JOB —
Produce a word-for-word copy of the listing below without its pictures.

** Start of DATA FOR THE TASK **

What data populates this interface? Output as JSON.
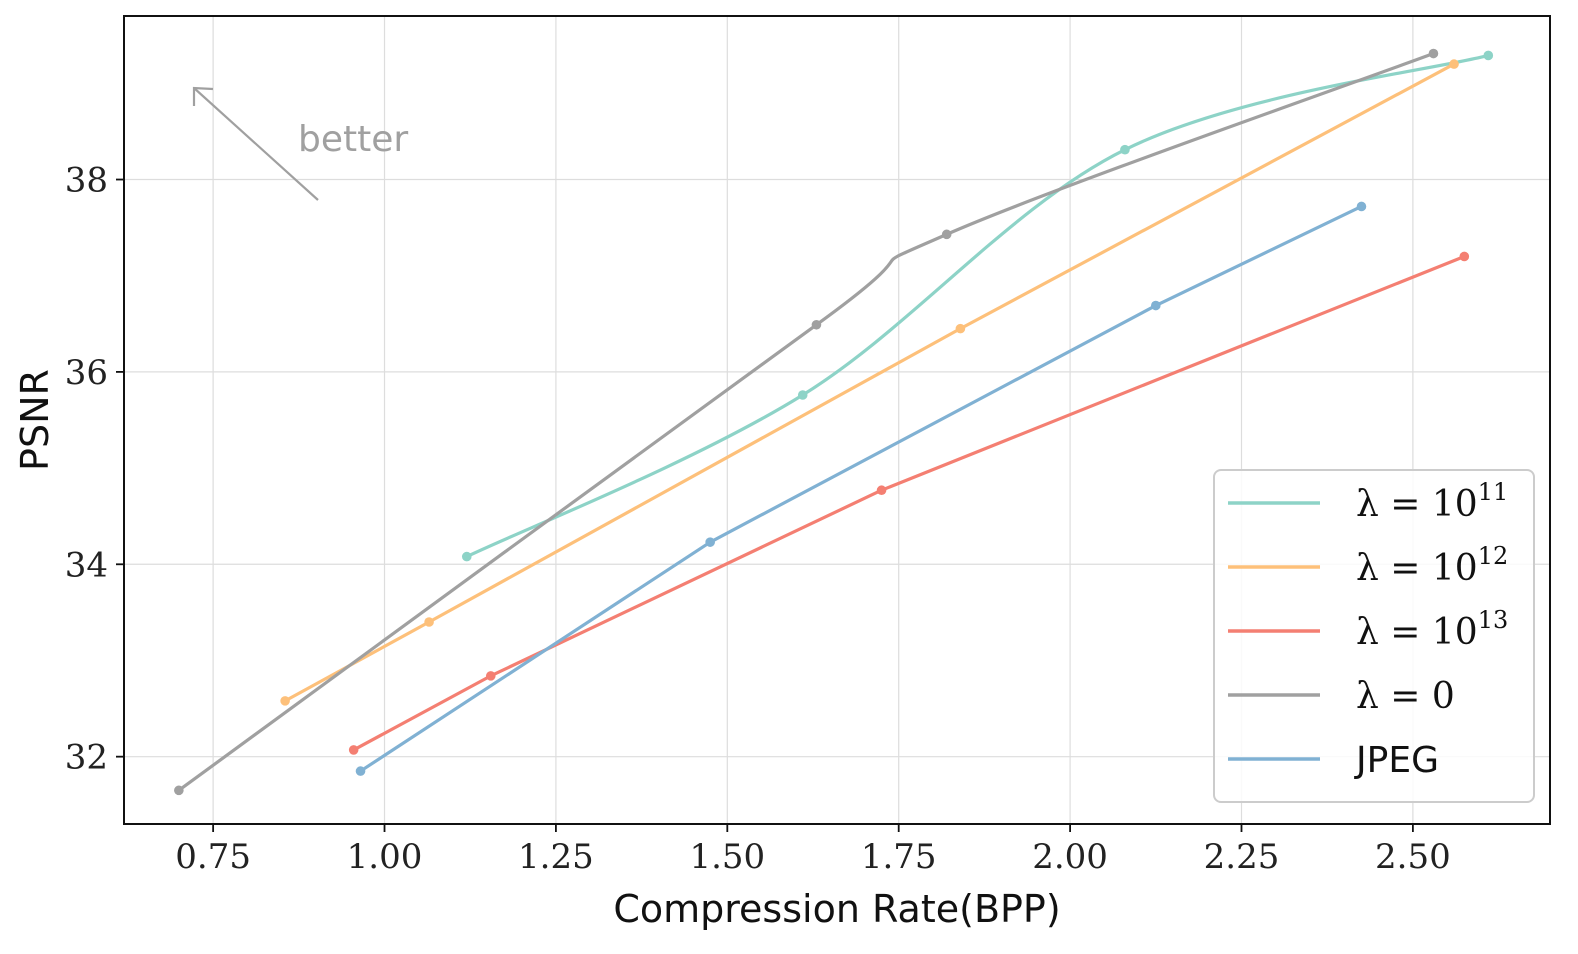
{
  "chart_data": {
    "type": "line",
    "title": "",
    "xlabel": "Compression Rate(BPP)",
    "ylabel": "PSNR",
    "xlim": [
      0.62,
      2.7
    ],
    "ylim": [
      31.3,
      39.7
    ],
    "xticks": [
      0.75,
      1.0,
      1.25,
      1.5,
      1.75,
      2.0,
      2.25,
      2.5
    ],
    "xtick_labels": [
      "0.75",
      "1.00",
      "1.25",
      "1.50",
      "1.75",
      "2.00",
      "2.25",
      "2.50"
    ],
    "yticks": [
      32,
      34,
      36,
      38
    ],
    "ytick_labels": [
      "32",
      "34",
      "36",
      "38"
    ],
    "grid": true,
    "legend_position": "bottom-right",
    "annotation": {
      "text": "better",
      "arrow": "up-left"
    },
    "series": [
      {
        "name": "λ = 10¹¹",
        "legend_base": "λ = 10",
        "legend_exp": "11",
        "color": "#8dd3c7",
        "smooth": true,
        "x": [
          1.12,
          1.61,
          2.08,
          2.61
        ],
        "y": [
          34.08,
          35.76,
          38.31,
          39.29
        ]
      },
      {
        "name": "λ = 10¹²",
        "legend_base": "λ = 10",
        "legend_exp": "12",
        "color": "#fdc07a",
        "smooth": false,
        "x": [
          0.855,
          1.065,
          1.84,
          2.56
        ],
        "y": [
          32.58,
          33.4,
          36.45,
          39.2
        ]
      },
      {
        "name": "λ = 10¹³",
        "legend_base": "λ = 10",
        "legend_exp": "13",
        "color": "#f47f72",
        "smooth": false,
        "x": [
          0.955,
          1.155,
          1.725,
          2.575
        ],
        "y": [
          32.07,
          32.84,
          34.77,
          37.2
        ]
      },
      {
        "name": "λ = 0",
        "legend_base": "λ = 0",
        "legend_exp": "",
        "color": "#a0a0a0",
        "smooth": true,
        "x": [
          0.7,
          1.63,
          1.82,
          2.53
        ],
        "y": [
          31.65,
          36.49,
          37.43,
          39.31
        ]
      },
      {
        "name": "JPEG",
        "legend_base": "JPEG",
        "legend_exp": "",
        "color": "#80b1d3",
        "smooth": false,
        "x": [
          0.965,
          1.475,
          2.125,
          2.425
        ],
        "y": [
          31.85,
          34.23,
          36.69,
          37.72
        ]
      }
    ]
  }
}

** End of DATA FOR THE TASK **

OUTPUT OF THE TASK —
What data populates this interface? Output as JSON.
{
  "chart_data": {
    "type": "line",
    "title": "",
    "xlabel": "Compression Rate(BPP)",
    "ylabel": "PSNR",
    "xlim": [
      0.62,
      2.7
    ],
    "ylim": [
      31.3,
      39.7
    ],
    "xticks": [
      0.75,
      1.0,
      1.25,
      1.5,
      1.75,
      2.0,
      2.25,
      2.5
    ],
    "xtick_labels": [
      "0.75",
      "1.00",
      "1.25",
      "1.50",
      "1.75",
      "2.00",
      "2.25",
      "2.50"
    ],
    "yticks": [
      32,
      34,
      36,
      38
    ],
    "ytick_labels": [
      "32",
      "34",
      "36",
      "38"
    ],
    "grid": true,
    "legend_position": "bottom-right",
    "annotation": {
      "text": "better",
      "arrow": "up-left"
    },
    "series": [
      {
        "name": "λ = 10¹¹",
        "legend_base": "λ = 10",
        "legend_exp": "11",
        "color": "#8dd3c7",
        "smooth": true,
        "x": [
          1.12,
          1.61,
          2.08,
          2.61
        ],
        "y": [
          34.08,
          35.76,
          38.31,
          39.29
        ]
      },
      {
        "name": "λ = 10¹²",
        "legend_base": "λ = 10",
        "legend_exp": "12",
        "color": "#fdc07a",
        "smooth": false,
        "x": [
          0.855,
          1.065,
          1.84,
          2.56
        ],
        "y": [
          32.58,
          33.4,
          36.45,
          39.2
        ]
      },
      {
        "name": "λ = 10¹³",
        "legend_base": "λ = 10",
        "legend_exp": "13",
        "color": "#f47f72",
        "smooth": false,
        "x": [
          0.955,
          1.155,
          1.725,
          2.575
        ],
        "y": [
          32.07,
          32.84,
          34.77,
          37.2
        ]
      },
      {
        "name": "λ = 0",
        "legend_base": "λ = 0",
        "legend_exp": "",
        "color": "#a0a0a0",
        "smooth": true,
        "x": [
          0.7,
          1.63,
          1.82,
          2.53
        ],
        "y": [
          31.65,
          36.49,
          37.43,
          39.31
        ]
      },
      {
        "name": "JPEG",
        "legend_base": "JPEG",
        "legend_exp": "",
        "color": "#80b1d3",
        "smooth": false,
        "x": [
          0.965,
          1.475,
          2.125,
          2.425
        ],
        "y": [
          31.85,
          34.23,
          36.69,
          37.72
        ]
      }
    ]
  }
}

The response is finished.